━━━━━ Material for the task

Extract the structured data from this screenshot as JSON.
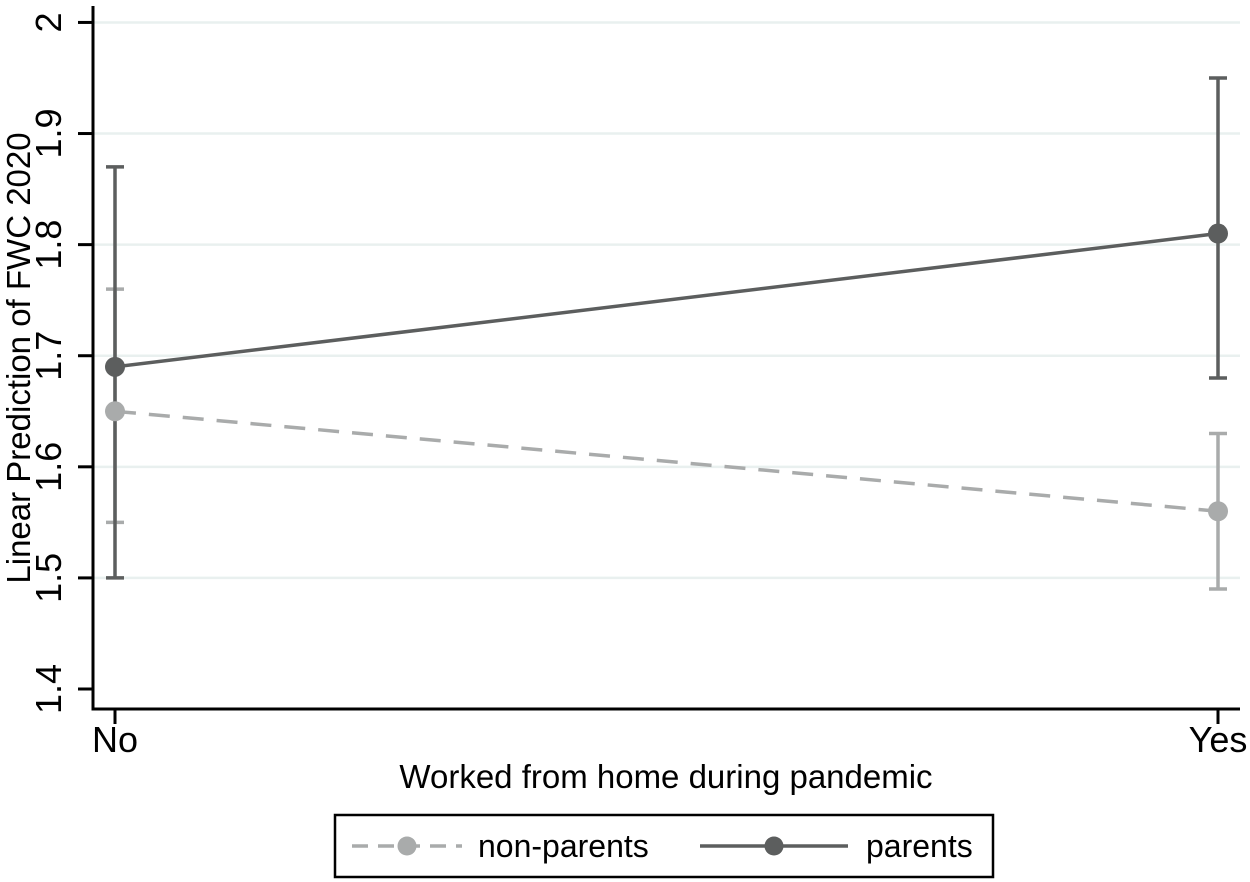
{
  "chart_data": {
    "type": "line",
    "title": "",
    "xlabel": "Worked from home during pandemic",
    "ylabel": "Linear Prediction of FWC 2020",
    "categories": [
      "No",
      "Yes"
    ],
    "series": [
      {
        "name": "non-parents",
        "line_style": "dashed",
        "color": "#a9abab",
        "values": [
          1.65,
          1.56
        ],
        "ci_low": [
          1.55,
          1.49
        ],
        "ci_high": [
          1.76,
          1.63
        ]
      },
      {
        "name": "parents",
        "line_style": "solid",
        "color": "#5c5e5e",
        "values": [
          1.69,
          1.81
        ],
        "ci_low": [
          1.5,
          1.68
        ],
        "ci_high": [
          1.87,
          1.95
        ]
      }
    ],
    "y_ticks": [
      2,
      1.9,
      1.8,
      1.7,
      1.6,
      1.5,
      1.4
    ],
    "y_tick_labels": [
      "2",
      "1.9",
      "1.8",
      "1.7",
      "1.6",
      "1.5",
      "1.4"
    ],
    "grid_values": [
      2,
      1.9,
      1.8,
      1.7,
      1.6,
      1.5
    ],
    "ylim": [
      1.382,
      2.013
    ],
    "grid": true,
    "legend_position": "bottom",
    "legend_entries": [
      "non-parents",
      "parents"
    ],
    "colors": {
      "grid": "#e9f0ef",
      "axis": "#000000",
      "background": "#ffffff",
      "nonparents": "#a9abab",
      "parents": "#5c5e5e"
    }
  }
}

━━━━━━━━━━
━━━━━ Material for the task

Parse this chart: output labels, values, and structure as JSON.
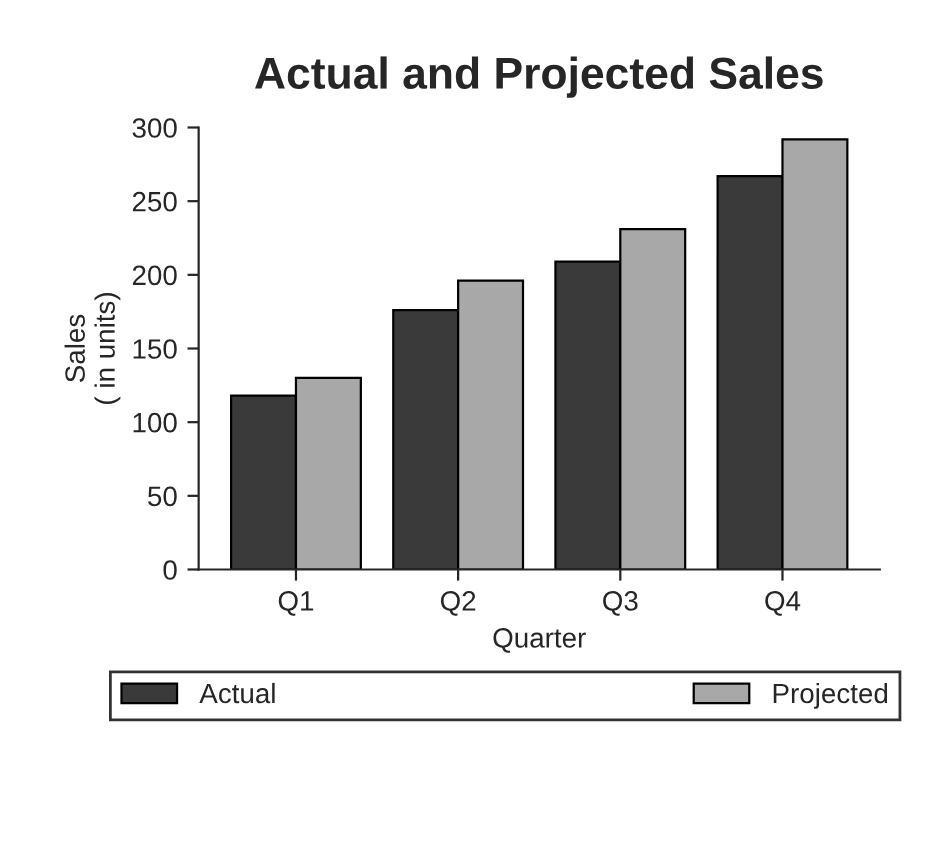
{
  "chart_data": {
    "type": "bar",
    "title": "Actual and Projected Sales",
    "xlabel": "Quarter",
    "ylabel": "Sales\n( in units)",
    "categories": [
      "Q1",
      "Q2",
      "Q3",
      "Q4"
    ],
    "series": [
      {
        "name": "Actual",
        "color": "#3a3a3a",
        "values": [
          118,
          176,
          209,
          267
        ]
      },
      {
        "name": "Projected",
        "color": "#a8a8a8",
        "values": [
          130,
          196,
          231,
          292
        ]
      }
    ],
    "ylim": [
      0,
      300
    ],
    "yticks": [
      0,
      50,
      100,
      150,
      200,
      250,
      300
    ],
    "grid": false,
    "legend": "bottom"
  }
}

━━━━━━━━━━
━━━━━ Material for the task

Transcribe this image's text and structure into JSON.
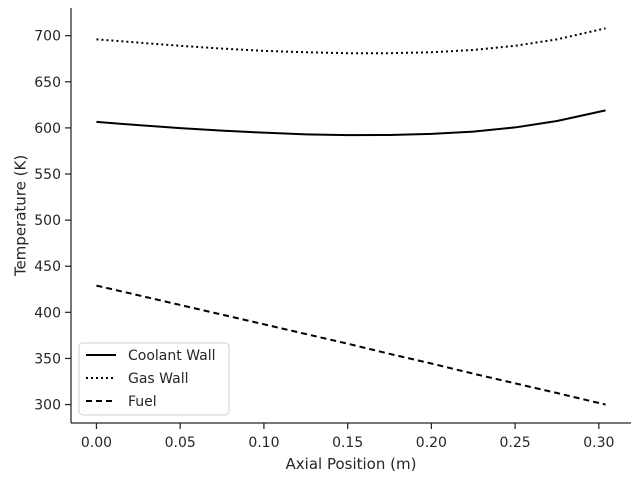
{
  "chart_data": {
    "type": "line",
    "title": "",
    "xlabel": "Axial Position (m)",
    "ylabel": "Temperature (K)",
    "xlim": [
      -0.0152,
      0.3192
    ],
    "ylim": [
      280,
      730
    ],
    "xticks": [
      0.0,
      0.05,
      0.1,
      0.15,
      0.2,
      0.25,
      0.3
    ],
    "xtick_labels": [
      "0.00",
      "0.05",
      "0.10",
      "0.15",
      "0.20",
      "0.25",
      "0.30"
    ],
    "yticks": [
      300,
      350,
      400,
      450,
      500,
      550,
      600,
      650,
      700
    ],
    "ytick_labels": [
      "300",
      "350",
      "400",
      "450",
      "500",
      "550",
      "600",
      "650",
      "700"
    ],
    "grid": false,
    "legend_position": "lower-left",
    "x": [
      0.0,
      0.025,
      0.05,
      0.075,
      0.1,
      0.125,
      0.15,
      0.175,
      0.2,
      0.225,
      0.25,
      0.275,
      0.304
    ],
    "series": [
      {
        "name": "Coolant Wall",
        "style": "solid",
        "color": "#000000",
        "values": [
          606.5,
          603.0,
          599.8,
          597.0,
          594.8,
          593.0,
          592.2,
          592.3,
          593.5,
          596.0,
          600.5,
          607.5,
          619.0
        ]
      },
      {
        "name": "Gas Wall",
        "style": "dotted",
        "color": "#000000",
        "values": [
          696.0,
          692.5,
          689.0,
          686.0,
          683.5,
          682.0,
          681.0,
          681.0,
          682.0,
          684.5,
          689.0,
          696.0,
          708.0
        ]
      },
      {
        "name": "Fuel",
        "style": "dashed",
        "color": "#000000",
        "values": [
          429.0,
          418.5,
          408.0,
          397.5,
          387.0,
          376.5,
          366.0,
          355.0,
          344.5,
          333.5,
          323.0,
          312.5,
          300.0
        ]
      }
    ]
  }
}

━━━━━━━━━━

▶ _The problem_
Reproduce each line of the entries in which the word "Sales" is found.

▶ _Exercise result_
    "title": "Actual and Projected Sales",
    "ylabel": "Sales\n( in units)",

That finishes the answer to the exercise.